9. Beyond saying that the Petitioner had no explanation for being at the tea stall, we find nothing in the 4th Respondent’s Affidavit in Reply. This, in our view, is insufficient compliance with the mandate of Section 151. The Petitioner’s past history of criminal cases is equally irrelevant, since it cannot possibly lead to any conclusion of imminent criminal activity. We note that the cases listed by the 4th Respondent go back as far as 1998. There is no subjective satisfaction noted by the 4th Respondent or the 2nd Respondent on material that lends itself to any objective test.

10. The Respondents seems also to have misunderstood the frame of Chapter VIII of the CrPC. Sections 107 to 110 allow an Executive Magistrate to issue a show cause notice to such persons and under such conditions as are set out in those sections. Before any such show cause is issued, there must be an order under Section 110, for Sections 107 to 110 all say that the show cause notice must be issued “in the manner hereinafter provided”. Then follow the sections that provide for service of the show cause notice and the summons or warrant, an enquiry and a final order under Section 117. This is, therefore, a five-step process: an order under Section 110, followed by a show cause notice under Sections 107 to 110, then the procedure under Sections 112 to 115, an enquiry under Section 116 and, finally, an order under Section 117. That an order under Section 111 is a condition precedent to the issuance of a show cause notice under Sections 107 to 110 is now well-settled.2 This is for good reason. The order under Section 111 is an important safeguard, one of a web of checks and balances, against the potential abuse of powers under Section 107 to 110. The show cause notice, to be effective, must be something more than a mere suggestion received; hence the words “in the manner hereinafter provided”. Any other interpretation ends in a logical fallacy: if the order under Section 111 is to follow the show cause notices under Sections 107 to 110, then the provisions of Setion 116 and 117 would be entirely otiose. This is evidently incorrect. Section 110 is the brake-release that sets the train of Sections 107 to 110 in motion. That train then passes through the stations of Sections 112 to 115 and the enquiry under Section 116 before reaching its terminus in Section 117.

__INFORMATION SUPPLIED__.

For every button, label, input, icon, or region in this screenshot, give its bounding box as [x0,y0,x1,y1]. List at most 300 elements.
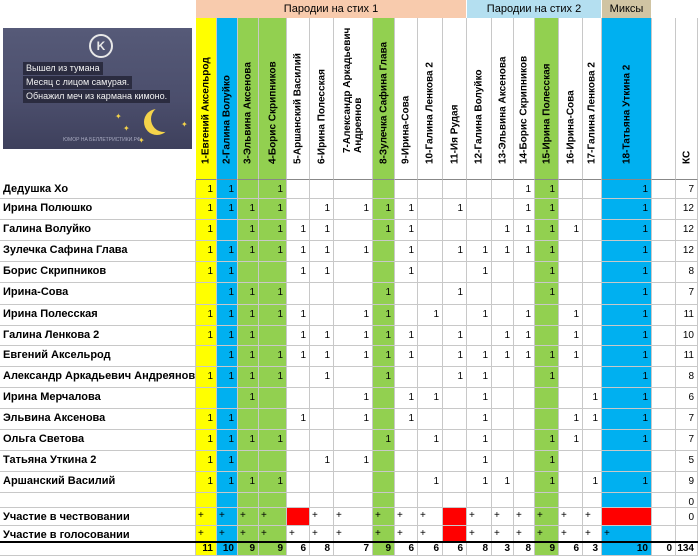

__GIVEN INSTRUCTION 1__. According to the court excerpt, how far back do the cases listed by the 4th Respondent go?
__GIVEN INSTRUCTION 2__. Please quote the part of the court excerpt that opens with the words containing "9. Beyond saying" and closes with "any objective test.".
You won't need the material for this.

__TASK RESULT 1__. As far back as 1998.

__TASK RESULT 2__.
9. Beyond saying that the Petitioner had no explanation for being at the tea stall, we find nothing in the 4th Respondent’s Affidavit in Reply. This, in our view, is insufficient compliance with the mandate of Section 151. The Petitioner’s past history of criminal cases is equally irrelevant, since it cannot possibly lead to any conclusion of imminent criminal activity. We note that the cases listed by the 4th Respondent go back as far as 1998. There is no subjective satisfaction noted by the 4th Respondent or the 2nd Respondent on material that lends itself to any objective test.